Aim —
Give only the number of lines in these records that contain the word "inhibitors".

Dataset extract —
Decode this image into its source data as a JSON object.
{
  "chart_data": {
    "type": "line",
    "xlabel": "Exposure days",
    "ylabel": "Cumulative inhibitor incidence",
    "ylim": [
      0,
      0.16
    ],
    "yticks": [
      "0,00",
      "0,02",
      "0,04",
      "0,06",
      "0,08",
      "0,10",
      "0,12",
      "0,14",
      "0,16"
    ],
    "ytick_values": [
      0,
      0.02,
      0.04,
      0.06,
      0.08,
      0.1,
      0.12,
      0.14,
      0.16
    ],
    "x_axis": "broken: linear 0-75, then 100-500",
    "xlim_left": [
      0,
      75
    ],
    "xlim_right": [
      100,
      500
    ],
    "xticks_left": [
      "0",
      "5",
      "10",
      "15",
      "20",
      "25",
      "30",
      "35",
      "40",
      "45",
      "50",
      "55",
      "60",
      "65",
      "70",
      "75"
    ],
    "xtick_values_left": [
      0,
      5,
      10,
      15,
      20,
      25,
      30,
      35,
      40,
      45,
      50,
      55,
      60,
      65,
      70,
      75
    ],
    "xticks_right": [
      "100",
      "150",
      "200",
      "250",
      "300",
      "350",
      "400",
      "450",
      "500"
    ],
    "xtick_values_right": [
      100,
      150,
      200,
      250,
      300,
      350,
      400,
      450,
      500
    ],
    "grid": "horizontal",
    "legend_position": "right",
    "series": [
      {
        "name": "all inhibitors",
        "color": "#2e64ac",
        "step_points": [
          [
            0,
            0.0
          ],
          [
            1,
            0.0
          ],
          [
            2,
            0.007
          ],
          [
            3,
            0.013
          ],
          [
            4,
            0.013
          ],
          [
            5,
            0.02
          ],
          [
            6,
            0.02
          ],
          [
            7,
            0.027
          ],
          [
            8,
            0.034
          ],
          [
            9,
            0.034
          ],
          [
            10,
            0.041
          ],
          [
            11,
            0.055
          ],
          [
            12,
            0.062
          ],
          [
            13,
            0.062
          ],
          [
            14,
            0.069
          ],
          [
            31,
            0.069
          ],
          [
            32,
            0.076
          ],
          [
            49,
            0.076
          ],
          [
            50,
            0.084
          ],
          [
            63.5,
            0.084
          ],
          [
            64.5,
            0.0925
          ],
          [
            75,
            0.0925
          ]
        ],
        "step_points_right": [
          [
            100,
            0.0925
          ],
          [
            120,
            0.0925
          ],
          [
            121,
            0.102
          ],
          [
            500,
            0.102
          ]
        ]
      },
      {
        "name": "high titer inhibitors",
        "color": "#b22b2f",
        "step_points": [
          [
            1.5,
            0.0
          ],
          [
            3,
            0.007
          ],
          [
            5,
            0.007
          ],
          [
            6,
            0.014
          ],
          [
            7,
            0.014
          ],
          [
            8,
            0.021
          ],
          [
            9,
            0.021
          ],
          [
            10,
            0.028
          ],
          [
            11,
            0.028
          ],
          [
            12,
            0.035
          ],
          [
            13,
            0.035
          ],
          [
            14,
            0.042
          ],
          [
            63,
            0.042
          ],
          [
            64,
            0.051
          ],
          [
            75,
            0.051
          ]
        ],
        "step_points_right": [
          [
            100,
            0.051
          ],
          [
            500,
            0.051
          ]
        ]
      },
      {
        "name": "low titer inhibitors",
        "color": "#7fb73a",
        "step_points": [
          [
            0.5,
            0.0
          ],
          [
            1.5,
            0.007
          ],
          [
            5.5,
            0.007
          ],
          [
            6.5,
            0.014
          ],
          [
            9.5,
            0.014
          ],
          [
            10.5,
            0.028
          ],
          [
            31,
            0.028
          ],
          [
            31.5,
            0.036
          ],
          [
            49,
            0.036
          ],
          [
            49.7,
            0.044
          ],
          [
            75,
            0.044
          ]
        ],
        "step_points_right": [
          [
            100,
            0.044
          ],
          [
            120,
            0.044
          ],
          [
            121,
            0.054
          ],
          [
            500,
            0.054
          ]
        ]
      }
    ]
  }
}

Task answer —
3